-- START --
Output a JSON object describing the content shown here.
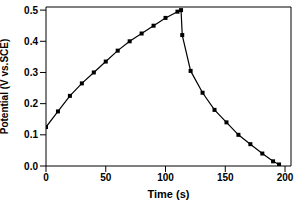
{
  "chart_data": {
    "type": "line",
    "x_label": "Time (s)",
    "y_label": "Potential (V vs.SCE)",
    "x": [
      0,
      10,
      20,
      30,
      40,
      50,
      60,
      70,
      80,
      90,
      100,
      110,
      113,
      114,
      121,
      131,
      141,
      151,
      161,
      171,
      181,
      190,
      195
    ],
    "values": [
      0.125,
      0.175,
      0.225,
      0.265,
      0.3,
      0.335,
      0.37,
      0.4,
      0.425,
      0.45,
      0.475,
      0.495,
      0.5,
      0.42,
      0.305,
      0.235,
      0.18,
      0.14,
      0.1,
      0.07,
      0.04,
      0.015,
      0.005
    ],
    "color": "#000000",
    "marker": "square",
    "xlim": [
      0,
      205
    ],
    "ylim": [
      0,
      0.51
    ],
    "xticks": [
      0,
      50,
      100,
      150,
      200
    ],
    "yticks": [
      {
        "value": 0,
        "label": "0.0"
      },
      0.1,
      0.2,
      0.3,
      0.4,
      0.5
    ],
    "grid": false
  }
}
-- END --
Write out the entries again, exactly as given, skipping any images.

Output a JSON object describing the content shown here.
{
  "chart_data": {
    "type": "line",
    "x_label": "Time (s)",
    "y_label": "Potential (V vs.SCE)",
    "x": [
      0,
      10,
      20,
      30,
      40,
      50,
      60,
      70,
      80,
      90,
      100,
      110,
      113,
      114,
      121,
      131,
      141,
      151,
      161,
      171,
      181,
      190,
      195
    ],
    "values": [
      0.125,
      0.175,
      0.225,
      0.265,
      0.3,
      0.335,
      0.37,
      0.4,
      0.425,
      0.45,
      0.475,
      0.495,
      0.5,
      0.42,
      0.305,
      0.235,
      0.18,
      0.14,
      0.1,
      0.07,
      0.04,
      0.015,
      0.005
    ],
    "color": "#000000",
    "marker": "square",
    "xlim": [
      0,
      205
    ],
    "ylim": [
      0,
      0.51
    ],
    "xticks": [
      0,
      50,
      100,
      150,
      200
    ],
    "yticks": [
      {
        "value": 0,
        "label": "0.0"
      },
      0.1,
      0.2,
      0.3,
      0.4,
      0.5
    ],
    "grid": false
  }
}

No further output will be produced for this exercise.